PROVIDED DATA:
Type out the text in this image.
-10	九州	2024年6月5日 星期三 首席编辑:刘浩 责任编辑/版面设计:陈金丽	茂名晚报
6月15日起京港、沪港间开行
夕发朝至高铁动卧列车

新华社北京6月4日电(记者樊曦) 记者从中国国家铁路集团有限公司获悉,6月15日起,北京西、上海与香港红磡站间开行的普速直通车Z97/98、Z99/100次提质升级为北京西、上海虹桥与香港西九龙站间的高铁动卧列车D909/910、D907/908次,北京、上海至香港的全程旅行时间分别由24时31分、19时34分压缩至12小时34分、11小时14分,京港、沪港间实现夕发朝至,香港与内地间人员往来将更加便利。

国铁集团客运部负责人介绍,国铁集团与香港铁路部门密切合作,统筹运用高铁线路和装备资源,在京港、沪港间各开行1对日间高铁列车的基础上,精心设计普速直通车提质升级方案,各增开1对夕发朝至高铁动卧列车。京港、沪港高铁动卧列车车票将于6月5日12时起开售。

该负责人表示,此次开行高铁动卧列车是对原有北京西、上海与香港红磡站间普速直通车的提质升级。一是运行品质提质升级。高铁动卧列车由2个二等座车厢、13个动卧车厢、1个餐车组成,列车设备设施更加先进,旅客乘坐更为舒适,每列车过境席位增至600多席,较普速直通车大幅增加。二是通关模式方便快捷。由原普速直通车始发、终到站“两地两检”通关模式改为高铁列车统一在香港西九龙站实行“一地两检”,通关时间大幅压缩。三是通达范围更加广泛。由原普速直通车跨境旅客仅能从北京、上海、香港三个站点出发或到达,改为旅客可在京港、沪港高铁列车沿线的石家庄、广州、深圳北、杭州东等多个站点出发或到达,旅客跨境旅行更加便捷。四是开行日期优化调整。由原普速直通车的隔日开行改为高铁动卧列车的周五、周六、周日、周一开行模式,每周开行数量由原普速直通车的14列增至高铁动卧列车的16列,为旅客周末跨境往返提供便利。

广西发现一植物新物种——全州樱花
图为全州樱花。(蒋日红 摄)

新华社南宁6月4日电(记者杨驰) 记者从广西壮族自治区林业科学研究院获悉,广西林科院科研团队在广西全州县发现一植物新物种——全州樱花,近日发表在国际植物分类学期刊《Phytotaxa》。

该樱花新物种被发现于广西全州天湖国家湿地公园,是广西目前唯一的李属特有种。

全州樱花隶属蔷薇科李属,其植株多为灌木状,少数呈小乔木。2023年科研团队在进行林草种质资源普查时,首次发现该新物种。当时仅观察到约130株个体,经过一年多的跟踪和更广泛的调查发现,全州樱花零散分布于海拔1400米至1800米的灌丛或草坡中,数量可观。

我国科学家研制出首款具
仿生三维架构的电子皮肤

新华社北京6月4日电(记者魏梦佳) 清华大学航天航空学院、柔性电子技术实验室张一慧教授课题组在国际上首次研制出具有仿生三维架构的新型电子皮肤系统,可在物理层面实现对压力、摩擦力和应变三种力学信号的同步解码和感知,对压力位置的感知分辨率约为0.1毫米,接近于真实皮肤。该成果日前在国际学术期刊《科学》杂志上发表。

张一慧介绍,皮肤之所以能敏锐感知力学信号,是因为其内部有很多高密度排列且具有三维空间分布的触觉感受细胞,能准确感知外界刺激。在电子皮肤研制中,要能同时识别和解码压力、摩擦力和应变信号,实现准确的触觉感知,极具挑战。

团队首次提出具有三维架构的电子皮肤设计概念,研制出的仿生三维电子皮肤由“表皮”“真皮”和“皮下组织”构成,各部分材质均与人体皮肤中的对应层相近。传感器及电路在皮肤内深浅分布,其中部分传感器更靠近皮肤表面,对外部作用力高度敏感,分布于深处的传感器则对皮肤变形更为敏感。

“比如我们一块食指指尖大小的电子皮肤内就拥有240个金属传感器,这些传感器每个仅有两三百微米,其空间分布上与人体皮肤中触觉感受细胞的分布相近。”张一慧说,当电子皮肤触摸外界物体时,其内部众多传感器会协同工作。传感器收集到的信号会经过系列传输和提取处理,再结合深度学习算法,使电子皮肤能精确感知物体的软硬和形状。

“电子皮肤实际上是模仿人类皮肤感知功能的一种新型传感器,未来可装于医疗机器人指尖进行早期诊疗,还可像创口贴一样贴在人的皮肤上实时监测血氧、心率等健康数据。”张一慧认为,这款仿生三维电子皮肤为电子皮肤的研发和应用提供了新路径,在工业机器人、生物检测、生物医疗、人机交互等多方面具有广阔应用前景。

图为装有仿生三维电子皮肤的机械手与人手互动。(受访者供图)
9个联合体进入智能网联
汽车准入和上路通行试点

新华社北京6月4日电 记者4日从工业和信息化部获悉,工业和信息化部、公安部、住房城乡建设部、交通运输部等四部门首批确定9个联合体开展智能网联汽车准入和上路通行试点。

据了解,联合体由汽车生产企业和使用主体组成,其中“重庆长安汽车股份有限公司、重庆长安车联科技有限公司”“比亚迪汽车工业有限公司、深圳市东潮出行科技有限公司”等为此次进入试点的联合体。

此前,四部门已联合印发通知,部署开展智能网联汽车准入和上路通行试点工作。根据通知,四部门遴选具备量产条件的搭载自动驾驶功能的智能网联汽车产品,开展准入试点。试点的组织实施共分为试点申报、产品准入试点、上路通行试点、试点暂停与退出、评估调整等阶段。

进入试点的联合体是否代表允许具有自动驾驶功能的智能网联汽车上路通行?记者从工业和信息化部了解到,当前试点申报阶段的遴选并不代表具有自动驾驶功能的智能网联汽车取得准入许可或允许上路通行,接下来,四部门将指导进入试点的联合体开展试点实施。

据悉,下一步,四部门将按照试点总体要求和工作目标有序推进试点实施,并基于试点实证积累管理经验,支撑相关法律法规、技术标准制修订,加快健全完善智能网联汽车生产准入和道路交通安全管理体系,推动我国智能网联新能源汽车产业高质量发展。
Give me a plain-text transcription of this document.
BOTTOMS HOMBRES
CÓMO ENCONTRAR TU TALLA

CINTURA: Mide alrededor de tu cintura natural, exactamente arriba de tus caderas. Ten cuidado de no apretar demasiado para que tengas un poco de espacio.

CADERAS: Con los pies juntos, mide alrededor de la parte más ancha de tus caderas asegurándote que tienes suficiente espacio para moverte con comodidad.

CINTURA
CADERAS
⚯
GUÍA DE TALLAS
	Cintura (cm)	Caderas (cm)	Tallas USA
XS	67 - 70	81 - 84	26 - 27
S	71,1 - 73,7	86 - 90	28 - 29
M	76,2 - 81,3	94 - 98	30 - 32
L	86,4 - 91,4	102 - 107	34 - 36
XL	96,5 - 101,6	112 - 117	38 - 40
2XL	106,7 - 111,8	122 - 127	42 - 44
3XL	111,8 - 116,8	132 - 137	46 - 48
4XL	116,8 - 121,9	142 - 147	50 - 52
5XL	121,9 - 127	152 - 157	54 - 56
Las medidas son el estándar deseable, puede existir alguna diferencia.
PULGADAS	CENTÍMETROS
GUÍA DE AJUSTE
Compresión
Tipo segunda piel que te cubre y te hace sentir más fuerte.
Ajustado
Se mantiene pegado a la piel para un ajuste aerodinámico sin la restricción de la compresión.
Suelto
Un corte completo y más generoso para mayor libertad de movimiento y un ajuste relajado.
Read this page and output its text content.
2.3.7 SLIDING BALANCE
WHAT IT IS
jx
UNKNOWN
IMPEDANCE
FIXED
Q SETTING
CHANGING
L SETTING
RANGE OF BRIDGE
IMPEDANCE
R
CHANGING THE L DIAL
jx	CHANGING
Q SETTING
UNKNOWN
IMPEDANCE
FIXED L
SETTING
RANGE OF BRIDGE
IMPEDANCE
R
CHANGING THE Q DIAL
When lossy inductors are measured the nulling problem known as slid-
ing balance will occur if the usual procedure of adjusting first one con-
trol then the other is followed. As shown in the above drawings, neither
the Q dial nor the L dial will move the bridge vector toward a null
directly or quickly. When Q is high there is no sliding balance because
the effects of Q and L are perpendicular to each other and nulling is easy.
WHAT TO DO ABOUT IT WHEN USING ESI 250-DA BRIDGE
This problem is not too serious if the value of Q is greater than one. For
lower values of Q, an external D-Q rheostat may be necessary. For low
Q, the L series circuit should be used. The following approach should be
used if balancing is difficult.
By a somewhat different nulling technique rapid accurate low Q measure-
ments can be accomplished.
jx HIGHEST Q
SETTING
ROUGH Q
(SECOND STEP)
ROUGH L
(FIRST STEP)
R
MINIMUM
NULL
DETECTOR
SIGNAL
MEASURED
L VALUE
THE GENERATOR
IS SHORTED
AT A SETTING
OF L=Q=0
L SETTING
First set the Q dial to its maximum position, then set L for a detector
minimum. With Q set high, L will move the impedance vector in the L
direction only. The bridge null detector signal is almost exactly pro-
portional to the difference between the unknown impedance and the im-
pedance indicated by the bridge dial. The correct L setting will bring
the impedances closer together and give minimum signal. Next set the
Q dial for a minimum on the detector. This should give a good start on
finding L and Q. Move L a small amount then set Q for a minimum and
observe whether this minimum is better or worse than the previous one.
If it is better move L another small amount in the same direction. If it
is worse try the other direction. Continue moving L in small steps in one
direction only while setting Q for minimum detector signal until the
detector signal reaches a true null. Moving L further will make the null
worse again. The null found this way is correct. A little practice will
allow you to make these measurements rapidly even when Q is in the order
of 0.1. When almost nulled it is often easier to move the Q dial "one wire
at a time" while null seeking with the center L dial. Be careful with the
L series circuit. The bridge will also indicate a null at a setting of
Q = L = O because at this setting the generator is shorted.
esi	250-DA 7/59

WHAT THIS TASK INVOLVES:
Give only the count of lines in the data that include the string "then".

WRITTEN RESPONSE:
3